La domenica del villaggio: due bei film, ed un quesito finale...


    Due esempi di cinema totalmenti differenti l'uno dall'altro, sono capitati davanti agli ereticali occhi: il cadenzato, lentissimo Kiarostami, l'adrenalinico e cupo Michele Placido.
Abbas Kiarostami, maestro iraniano, ambienta il suo "Qualcuno da amare" nel Giappone di oggi, con un film che ha una struttura narrativa esilissima (l'incontro tra un anziano professore di sociologia ed una call girl, con un fidanzato morbosamente geloso: niente di più!), ed un ritmo appunto lentissimo, antiholywoodiano all'ennesima potenza.
 Il film (di cui scrive anche Vincenzo Cerami sul Sole 24 ore di oggi) ha comunque un suo fascino, e ci mostra una figura femminile tanto seducente, quanto assolutamente incapace di prendere in mano il proprio destino di vita: proprio in questo soccorrendola l'anziano sociologo.
 Da non vedere assolutamente se si è in arretrato con il sonno (ci si addormenta prima della metà, in quel caso); da fare vedere, invece, ai fidanzati troppo gelosi. Per evitare che, alla fine, a cagione dell'eccessivo controllo, le loro belle fidanzate gli antepongano più che maturi professori dai bianchi baffi...

   Se invece preferite il poliziesco, il noir d'atmosfera, il revenge movie (generi amatissimi dall'eretico), "Il cecchino" è il film che fa per voi.

▶ **OBIETTIVO DICHIARATO 1**
Trascrivi senza modifiche le righe dei dati, dalla prima fino a quella che contiene "- y-tick-label: $10.0: [22, 531, 88, 557]", entrambe incluse.
Le righe dei dati non hanno alcun legame con l'articolo sui due film.

▶ **DATI IN INGRESSO**

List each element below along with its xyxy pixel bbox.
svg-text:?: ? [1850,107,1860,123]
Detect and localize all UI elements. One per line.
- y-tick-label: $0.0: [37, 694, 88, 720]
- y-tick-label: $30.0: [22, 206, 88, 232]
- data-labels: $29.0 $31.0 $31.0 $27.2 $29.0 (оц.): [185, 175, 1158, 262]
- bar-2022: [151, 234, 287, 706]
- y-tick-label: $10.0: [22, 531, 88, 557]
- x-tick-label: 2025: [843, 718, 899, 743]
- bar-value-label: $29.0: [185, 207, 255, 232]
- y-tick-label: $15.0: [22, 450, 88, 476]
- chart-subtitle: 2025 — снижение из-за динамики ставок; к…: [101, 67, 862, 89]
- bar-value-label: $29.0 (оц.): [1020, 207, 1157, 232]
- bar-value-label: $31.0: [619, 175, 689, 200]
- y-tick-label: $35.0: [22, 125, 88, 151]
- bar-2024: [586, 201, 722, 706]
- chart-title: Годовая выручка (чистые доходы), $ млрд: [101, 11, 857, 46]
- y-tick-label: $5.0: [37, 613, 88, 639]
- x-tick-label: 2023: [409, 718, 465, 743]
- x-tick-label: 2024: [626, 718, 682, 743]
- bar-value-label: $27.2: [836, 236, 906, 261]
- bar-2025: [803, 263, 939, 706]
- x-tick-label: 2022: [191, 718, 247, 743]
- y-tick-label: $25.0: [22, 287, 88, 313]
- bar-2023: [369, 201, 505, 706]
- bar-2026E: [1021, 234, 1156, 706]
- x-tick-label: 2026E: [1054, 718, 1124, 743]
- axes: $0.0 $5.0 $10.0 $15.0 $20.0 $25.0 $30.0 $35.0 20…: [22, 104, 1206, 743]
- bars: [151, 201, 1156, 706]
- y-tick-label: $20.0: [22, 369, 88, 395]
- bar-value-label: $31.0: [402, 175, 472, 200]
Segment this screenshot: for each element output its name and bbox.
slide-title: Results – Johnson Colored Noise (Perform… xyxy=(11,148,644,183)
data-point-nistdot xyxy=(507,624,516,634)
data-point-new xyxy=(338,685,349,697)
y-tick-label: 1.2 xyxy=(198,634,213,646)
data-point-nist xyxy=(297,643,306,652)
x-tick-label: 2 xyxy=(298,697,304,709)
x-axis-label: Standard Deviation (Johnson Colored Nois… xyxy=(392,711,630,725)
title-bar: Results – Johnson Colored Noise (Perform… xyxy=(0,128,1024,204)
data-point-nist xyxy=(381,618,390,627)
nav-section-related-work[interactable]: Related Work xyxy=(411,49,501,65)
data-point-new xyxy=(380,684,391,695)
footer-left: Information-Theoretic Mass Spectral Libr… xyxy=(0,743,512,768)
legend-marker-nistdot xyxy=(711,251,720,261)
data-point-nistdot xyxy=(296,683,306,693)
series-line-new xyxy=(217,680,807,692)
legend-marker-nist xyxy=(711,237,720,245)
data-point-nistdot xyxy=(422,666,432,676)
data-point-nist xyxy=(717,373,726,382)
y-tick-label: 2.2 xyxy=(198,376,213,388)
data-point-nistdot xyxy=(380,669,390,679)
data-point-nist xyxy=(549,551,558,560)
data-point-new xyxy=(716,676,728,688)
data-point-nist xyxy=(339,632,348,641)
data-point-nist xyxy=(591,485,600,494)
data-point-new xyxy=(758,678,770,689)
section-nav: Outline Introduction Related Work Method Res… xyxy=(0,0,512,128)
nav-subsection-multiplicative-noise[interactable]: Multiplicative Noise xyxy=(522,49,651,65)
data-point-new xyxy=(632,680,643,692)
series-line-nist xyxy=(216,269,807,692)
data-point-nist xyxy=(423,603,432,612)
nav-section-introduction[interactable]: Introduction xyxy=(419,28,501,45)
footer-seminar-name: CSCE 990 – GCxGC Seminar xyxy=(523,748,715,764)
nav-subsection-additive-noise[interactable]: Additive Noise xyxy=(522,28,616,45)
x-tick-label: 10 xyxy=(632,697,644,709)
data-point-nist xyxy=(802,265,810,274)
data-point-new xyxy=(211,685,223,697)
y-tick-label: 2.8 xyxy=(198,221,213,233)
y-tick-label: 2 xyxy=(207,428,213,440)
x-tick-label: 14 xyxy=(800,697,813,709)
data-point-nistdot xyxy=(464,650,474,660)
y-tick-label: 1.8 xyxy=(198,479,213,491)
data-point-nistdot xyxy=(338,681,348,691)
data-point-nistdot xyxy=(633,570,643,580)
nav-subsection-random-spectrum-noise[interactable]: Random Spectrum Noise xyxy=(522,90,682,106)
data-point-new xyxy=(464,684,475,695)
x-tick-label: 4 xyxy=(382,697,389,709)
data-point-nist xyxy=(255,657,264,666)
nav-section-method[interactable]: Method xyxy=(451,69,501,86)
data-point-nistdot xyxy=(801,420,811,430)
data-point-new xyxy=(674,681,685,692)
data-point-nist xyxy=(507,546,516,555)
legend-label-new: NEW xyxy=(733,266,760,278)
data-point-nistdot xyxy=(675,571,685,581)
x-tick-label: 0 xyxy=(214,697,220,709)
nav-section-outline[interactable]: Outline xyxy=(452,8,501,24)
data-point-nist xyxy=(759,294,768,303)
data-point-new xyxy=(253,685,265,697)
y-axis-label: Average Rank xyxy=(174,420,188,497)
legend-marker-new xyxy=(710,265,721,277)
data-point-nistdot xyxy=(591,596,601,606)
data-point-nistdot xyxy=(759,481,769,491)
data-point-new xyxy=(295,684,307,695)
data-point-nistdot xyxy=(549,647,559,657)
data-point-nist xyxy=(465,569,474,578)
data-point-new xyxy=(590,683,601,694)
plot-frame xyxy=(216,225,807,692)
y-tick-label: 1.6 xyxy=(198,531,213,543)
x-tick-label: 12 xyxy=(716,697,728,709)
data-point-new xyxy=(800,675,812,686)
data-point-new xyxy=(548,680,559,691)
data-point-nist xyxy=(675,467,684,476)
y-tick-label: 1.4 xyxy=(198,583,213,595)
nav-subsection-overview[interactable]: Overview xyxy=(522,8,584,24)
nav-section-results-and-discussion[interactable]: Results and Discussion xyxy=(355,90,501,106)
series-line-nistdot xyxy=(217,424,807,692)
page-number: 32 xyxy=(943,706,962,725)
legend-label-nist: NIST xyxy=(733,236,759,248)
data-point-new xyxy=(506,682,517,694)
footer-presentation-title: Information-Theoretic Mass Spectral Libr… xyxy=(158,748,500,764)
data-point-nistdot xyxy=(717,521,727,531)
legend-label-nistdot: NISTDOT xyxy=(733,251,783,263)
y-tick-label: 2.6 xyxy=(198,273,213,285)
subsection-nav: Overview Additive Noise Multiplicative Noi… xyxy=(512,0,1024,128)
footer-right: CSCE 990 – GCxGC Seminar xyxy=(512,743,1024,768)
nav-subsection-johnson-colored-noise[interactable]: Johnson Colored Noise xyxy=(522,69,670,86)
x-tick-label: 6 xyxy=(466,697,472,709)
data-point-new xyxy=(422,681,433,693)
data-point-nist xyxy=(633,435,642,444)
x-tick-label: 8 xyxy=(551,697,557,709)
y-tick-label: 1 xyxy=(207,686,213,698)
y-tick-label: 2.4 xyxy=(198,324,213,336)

▶ **OBIETTIVO DICHIARATO 2**
Continua, per favore, l'articolo sui due film partendo da dove si interrompe.

▶ **RISPOSTA 1**
List each element below along with its xyxy pixel bbox.
svg-text:?: ? [1850,107,1860,123]
Detect and localize all UI elements. One per line.
- y-tick-label: $0.0: [37, 694, 88, 720]
- y-tick-label: $30.0: [22, 206, 88, 232]
- data-labels: $29.0 $31.0 $31.0 $27.2 $29.0 (оц.): [185, 175, 1158, 262]
- bar-2022: [151, 234, 287, 706]
- y-tick-label: $10.0: [22, 531, 88, 557]

▶ **RISPOSTA 2**
 Il meglio fra gli attori francesi (straordinari Daniel Auteuil, Mathieu Kassovitz ed Olivier Gourmet), diretti da un Michele Placido che ormai è pienamente a suo agio in questo genere di film (dopo "Romanzo criminale" e "Vallanzasca").
Con qualche piccola e perdonabilissima sbavatura, per chi ama questo tipo di cinema, "Il cecchino" è davvero un grande film: una Parigi scura e livida, a fare da scenografia; una figura, quella del chirurgo (Gourmet), capace di palesare pulsioni realmente demoniache, con il suo luciferino cinismo e le sue capacità falsificatorie; il Commissario (Auteuil), in cui il desiderio di fare giustizia si fonde, da un certo punto in avanti, con la volontà di vendetta per il figlio, militare morto in Afghanistan; il cecchino (Kassovitz), figura di ex militare d'élite capace di trasferire il senso dell'onore dell'esercito nella malavita dedita alle rapine. E capace di colpire quando nessuno se lo aspetta, dai tetti d'ardesia che si innalzano lungo la Senna.
C'è violenza, c'è sangue, ma c'è anche riflessione sui massimi sistemi (l'onore, la vendetta, l'amicizia), con duello finale alla Sergio Leone, sempre tenendo ben alta la barra della tensione: si può forse desiderare di più, da un poliziesco?

   Piccolo divertissement finale, riprendendo uno spunto scolastico: cari lettori domenicali, preferite la lettura dell'Iliade o dell'Odissea? Dopo avere letto e sentito pareri preadolescenziali, mi piacerebbe molto leggere (e in parte commentare) riflessioni adulte. A ruota libera, ovviamente.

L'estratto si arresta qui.